EXERCISE REQUIREMENTS:
Repeat the listing word for word. No pictures belong in the copy.
——————————
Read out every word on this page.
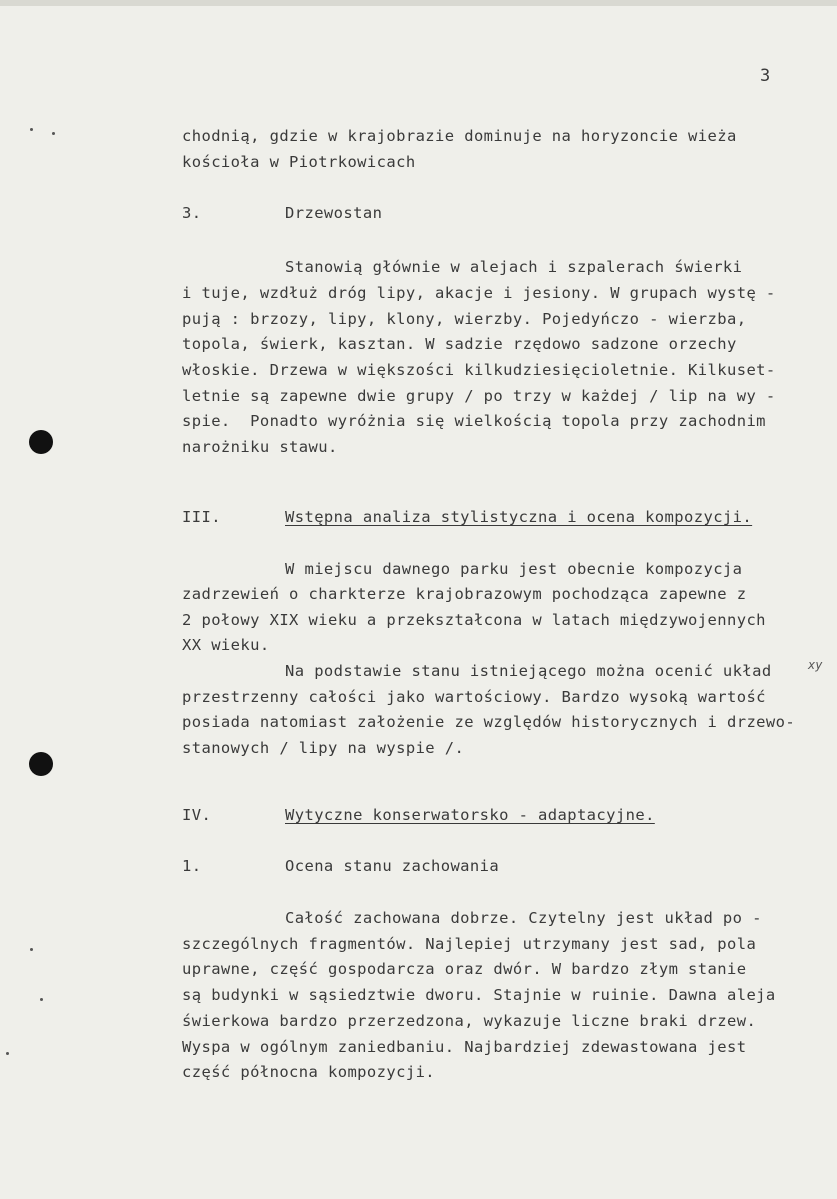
3
chodnią, gdzie w krajobrazie dominuje na horyzoncie wieża
kościoła w Piotrkowicach
3.	Drzewostan
Stanowią głównie w alejach i szpalerach świerki
i tuje, wzdłuż dróg lipy, akacje i jesiony. W grupach wystę -
pują : brzozy, lipy, klony, wierzby. Pojedyńczo - wierzba,
topola, świerk, kasztan. W sadzie rzędowo sadzone orzechy
włoskie. Drzewa w większości kilkudziesięcioletnie. Kilkuset-
letnie są zapewne dwie grupy / po trzy w każdej / lip na wy -
spie.  Ponadto wyróżnia się wielkością topola przy zachodnim
narożniku stawu.
III.	Wstępna analiza stylistyczna i ocena kompozycji.
W miejscu dawnego parku jest obecnie kompozycja
zadrzewień o charkterze krajobrazowym pochodząca zapewne z
2 połowy XIX wieku a przekształcona w latach międzywojennych
XX wieku.
Na podstawie stanu istniejącego można ocenić układ	xy
przestrzenny całości jako wartościowy. Bardzo wysoką wartość
posiada natomiast założenie ze względów historycznych i drzewo-
stanowych / lipy na wyspie /.
IV.	Wytyczne konserwatorsko - adaptacyjne.
1.	Ocena stanu zachowania
Całość zachowana dobrze. Czytelny jest układ po -
szczególnych fragmentów. Najlepiej utrzymany jest sad, pola
uprawne, część gospodarcza oraz dwór. W bardzo złym stanie
są budynki w sąsiedztwie dworu. Stajnie w ruinie. Dawna aleja
świerkowa bardzo przerzedzona, wykazuje liczne braki drzew.
Wyspa w ogólnym zaniedbaniu. Najbardziej zdewastowana jest
część północna kompozycji.
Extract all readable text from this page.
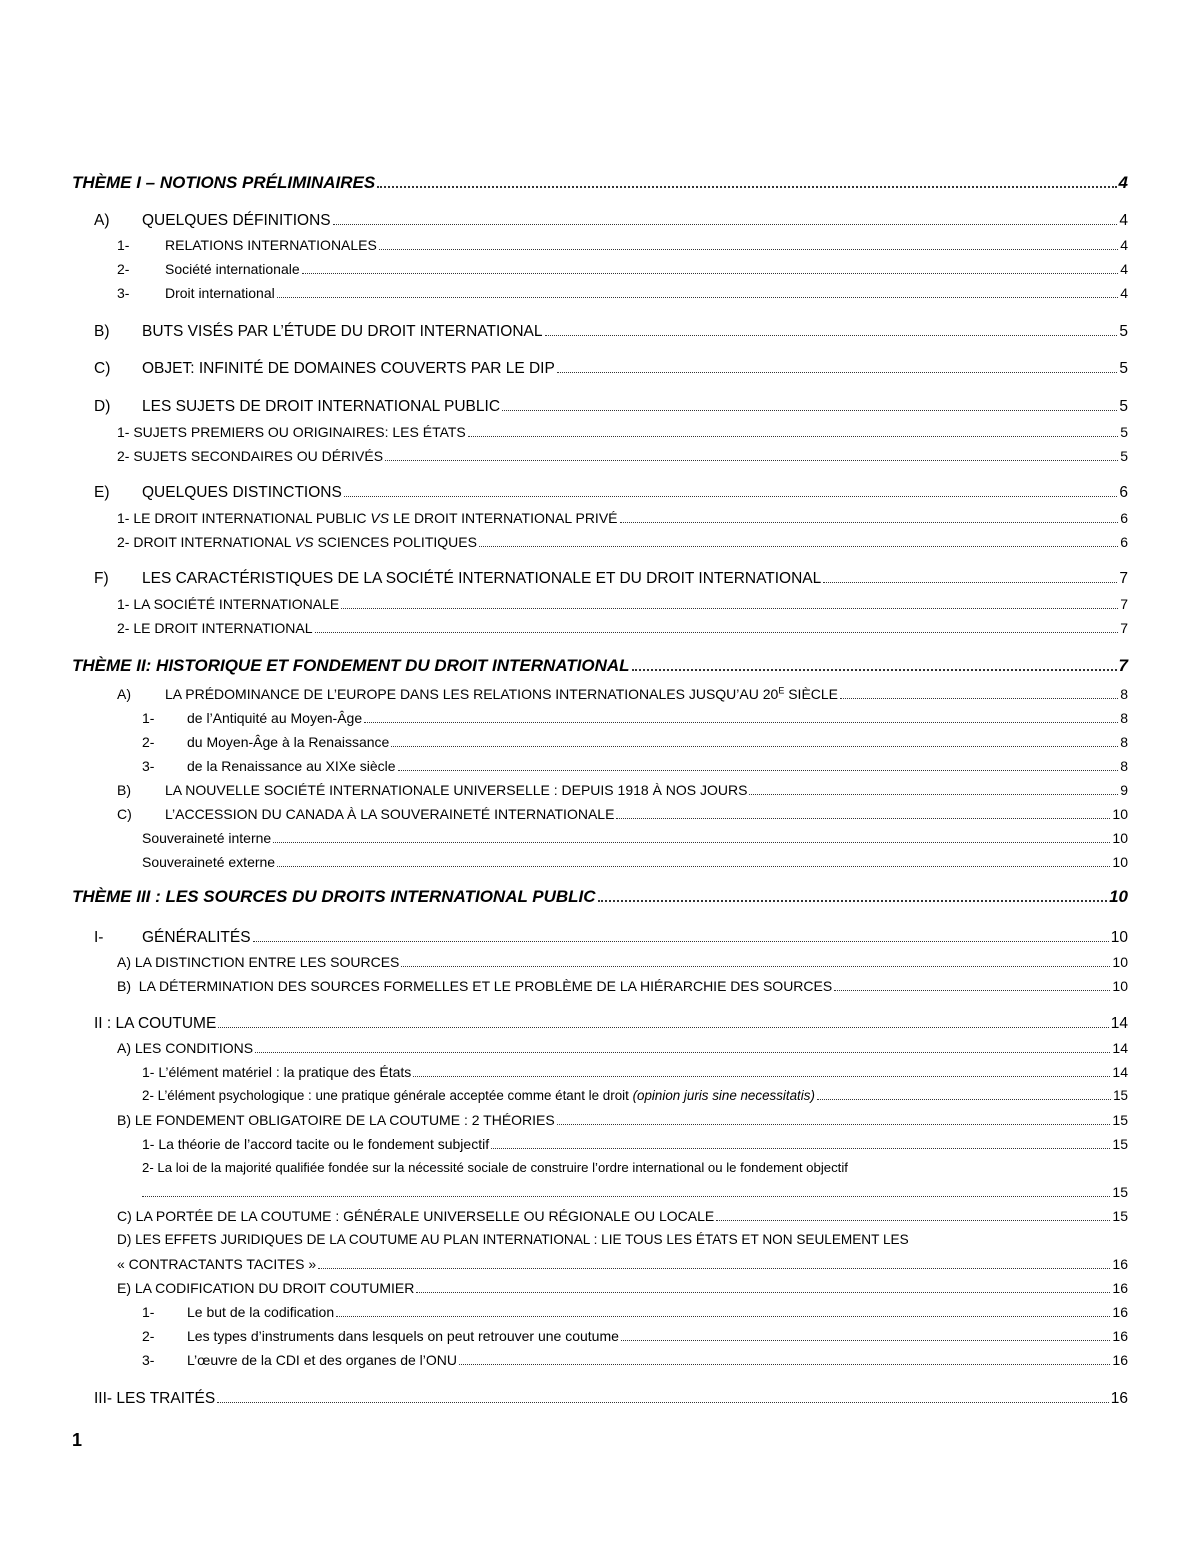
THÈME I – NOTIONS PRÉLIMINAIRES	4
A)	QUELQUES DÉFINITIONS	4
1-	RELATIONS INTERNATIONALES	4
2-	Société internationale	4
3-	Droit international	4
B)	BUTS VISÉS PAR L’ÉTUDE DU DROIT INTERNATIONAL	5
C)	OBJET: INFINITÉ DE DOMAINES COUVERTS PAR LE DIP	5
D)	LES SUJETS DE DROIT INTERNATIONAL PUBLIC	5
1- SUJETS PREMIERS OU ORIGINAIRES: LES ÉTATS	5
2- SUJETS SECONDAIRES OU DÉRIVÉS	5
E)	QUELQUES DISTINCTIONS	6
1- LE DROIT INTERNATIONAL PUBLIC VS LE DROIT INTERNATIONAL PRIVÉ	6
2- DROIT INTERNATIONAL VS SCIENCES POLITIQUES	6
F)	LES CARACTÉRISTIQUES DE LA SOCIÉTÉ INTERNATIONALE ET DU DROIT INTERNATIONAL	7
1- LA SOCIÉTÉ INTERNATIONALE	7
2- LE DROIT INTERNATIONAL	7
THÈME II: HISTORIQUE ET FONDEMENT DU DROIT INTERNATIONAL	7
A)	LA PRÉDOMINANCE DE L’EUROPE DANS LES RELATIONS INTERNATIONALES JUSQU’AU $20^E$ SIÈCLE	8
1-	de l’Antiquité au Moyen-Âge	8
2-	du Moyen-Âge à la Renaissance	8
3-	de la Renaissance au XIXe siècle	8
B)	LA NOUVELLE SOCIÉTÉ INTERNATIONALE UNIVERSELLE : DEPUIS 1918 À NOS JOURS	9
C)	L’ACCESSION DU CANADA À LA SOUVERAINETÉ INTERNATIONALE	10
Souveraineté interne	10
Souveraineté externe	10
THÈME III : LES SOURCES DU DROITS INTERNATIONAL PUBLIC	10
I-	GÉNÉRALITÉS	10
A) LA DISTINCTION ENTRE LES SOURCES	10
B)  LA DÉTERMINATION DES SOURCES FORMELLES ET LE PROBLÈME DE LA HIÉRARCHIE DES SOURCES	10
II : LA COUTUME	14
A) LES CONDITIONS	14
1- L’élément matériel : la pratique des États	14
2- L’élément psychologique : une pratique générale acceptée comme étant le droit (opinion juris sine necessitatis)	15
B) LE FONDEMENT OBLIGATOIRE DE LA COUTUME : 2 THÉORIES	15
1- La théorie de l’accord tacite ou le fondement subjectif	15
2- La loi de la majorité qualifiée fondée sur la nécessité sociale de construire l’ordre international ou le fondement objectif
15
C) LA PORTÉE DE LA COUTUME : GÉNÉRALE UNIVERSELLE OU RÉGIONALE OU LOCALE	15
D) LES EFFETS JURIDIQUES DE LA COUTUME AU PLAN INTERNATIONAL : LIE TOUS LES ÉTATS ET NON SEULEMENT LES
« CONTRACTANTS TACITES »	16
E) LA CODIFICATION DU DROIT COUTUMIER	16
1-	Le but de la codification	16
2-	Les types d’instruments dans lesquels on peut retrouver une coutume	16
3-	L’œuvre de la CDI et des organes de l’ONU	16
III- LES TRAITÉS	16
1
——————————
WRITTEN RESPONSE:
Read out every word on this page.
3
chodnią, gdzie w krajobrazie dominuje na horyzoncie wieża
kościoła w Piotrkowicach
3.	Drzewostan
Stanowią głównie w alejach i szpalerach świerki
i tuje, wzdłuż dróg lipy, akacje i jesiony. W grupach wystę -
pują : brzozy, lipy, klony, wierzby. Pojedyńczo - wierzba,
topola, świerk, kasztan. W sadzie rzędowo sadzone orzechy
włoskie. Drzewa w większości kilkudziesięcioletnie. Kilkuset-
letnie są zapewne dwie grupy / po trzy w każdej / lip na wy -
spie.  Ponadto wyróżnia się wielkością topola przy zachodnim
narożniku stawu.
III.	Wstępna analiza stylistyczna i ocena kompozycji.
W miejscu dawnego parku jest obecnie kompozycja
zadrzewień o charkterze krajobrazowym pochodząca zapewne z
2 połowy XIX wieku a przekształcona w latach międzywojennych
XX wieku.
Na podstawie stanu istniejącego można ocenić układ	xy
przestrzenny całości jako wartościowy. Bardzo wysoką wartość
posiada natomiast założenie ze względów historycznych i drzewo-
stanowych / lipy na wyspie /.
IV.	Wytyczne konserwatorsko - adaptacyjne.
1.	Ocena stanu zachowania
Całość zachowana dobrze. Czytelny jest układ po -
szczególnych fragmentów. Najlepiej utrzymany jest sad, pola
uprawne, część gospodarcza oraz dwór. W bardzo złym stanie
są budynki w sąsiedztwie dworu. Stajnie w ruinie. Dawna aleja
świerkowa bardzo przerzedzona, wykazuje liczne braki drzew.
Wyspa w ogólnym zaniedbaniu. Najbardziej zdewastowana jest
część północna kompozycji.
Extract all readable text from this page.
THÈME I – NOTIONS PRÉLIMINAIRES	4
A)	QUELQUES DÉFINITIONS	4
1-	RELATIONS INTERNATIONALES	4
2-	Société internationale	4
3-	Droit international	4
B)	BUTS VISÉS PAR L’ÉTUDE DU DROIT INTERNATIONAL	5
C)	OBJET: INFINITÉ DE DOMAINES COUVERTS PAR LE DIP	5
D)	LES SUJETS DE DROIT INTERNATIONAL PUBLIC	5
1- SUJETS PREMIERS OU ORIGINAIRES: LES ÉTATS	5
2- SUJETS SECONDAIRES OU DÉRIVÉS	5
E)	QUELQUES DISTINCTIONS	6
1- LE DROIT INTERNATIONAL PUBLIC VS LE DROIT INTERNATIONAL PRIVÉ	6
2- DROIT INTERNATIONAL VS SCIENCES POLITIQUES	6
F)	LES CARACTÉRISTIQUES DE LA SOCIÉTÉ INTERNATIONALE ET DU DROIT INTERNATIONAL	7
1- LA SOCIÉTÉ INTERNATIONALE	7
2- LE DROIT INTERNATIONAL	7
THÈME II: HISTORIQUE ET FONDEMENT DU DROIT INTERNATIONAL	7
A)	LA PRÉDOMINANCE DE L’EUROPE DANS LES RELATIONS INTERNATIONALES JUSQU’AU $20^E$ SIÈCLE	8
1-	de l’Antiquité au Moyen-Âge	8
2-	du Moyen-Âge à la Renaissance	8
3-	de la Renaissance au XIXe siècle	8
B)	LA NOUVELLE SOCIÉTÉ INTERNATIONALE UNIVERSELLE : DEPUIS 1918 À NOS JOURS	9
C)	L’ACCESSION DU CANADA À LA SOUVERAINETÉ INTERNATIONALE	10
Souveraineté interne	10
Souveraineté externe	10
THÈME III : LES SOURCES DU DROITS INTERNATIONAL PUBLIC	10
I-	GÉNÉRALITÉS	10
A) LA DISTINCTION ENTRE LES SOURCES	10
B)  LA DÉTERMINATION DES SOURCES FORMELLES ET LE PROBLÈME DE LA HIÉRARCHIE DES SOURCES	10
II : LA COUTUME	14
A) LES CONDITIONS	14
1- L’élément matériel : la pratique des États	14
2- L’élément psychologique : une pratique générale acceptée comme étant le droit (opinion juris sine necessitatis)	15
B) LE FONDEMENT OBLIGATOIRE DE LA COUTUME : 2 THÉORIES	15
1- La théorie de l’accord tacite ou le fondement subjectif	15
2- La loi de la majorité qualifiée fondée sur la nécessité sociale de construire l’ordre international ou le fondement objectif
15
C) LA PORTÉE DE LA COUTUME : GÉNÉRALE UNIVERSELLE OU RÉGIONALE OU LOCALE	15
D) LES EFFETS JURIDIQUES DE LA COUTUME AU PLAN INTERNATIONAL : LIE TOUS LES ÉTATS ET NON SEULEMENT LES
« CONTRACTANTS TACITES »	16
E) LA CODIFICATION DU DROIT COUTUMIER	16
1-	Le but de la codification	16
2-	Les types d’instruments dans lesquels on peut retrouver une coutume	16
3-	L’œuvre de la CDI et des organes de l’ONU	16
III- LES TRAITÉS	16
1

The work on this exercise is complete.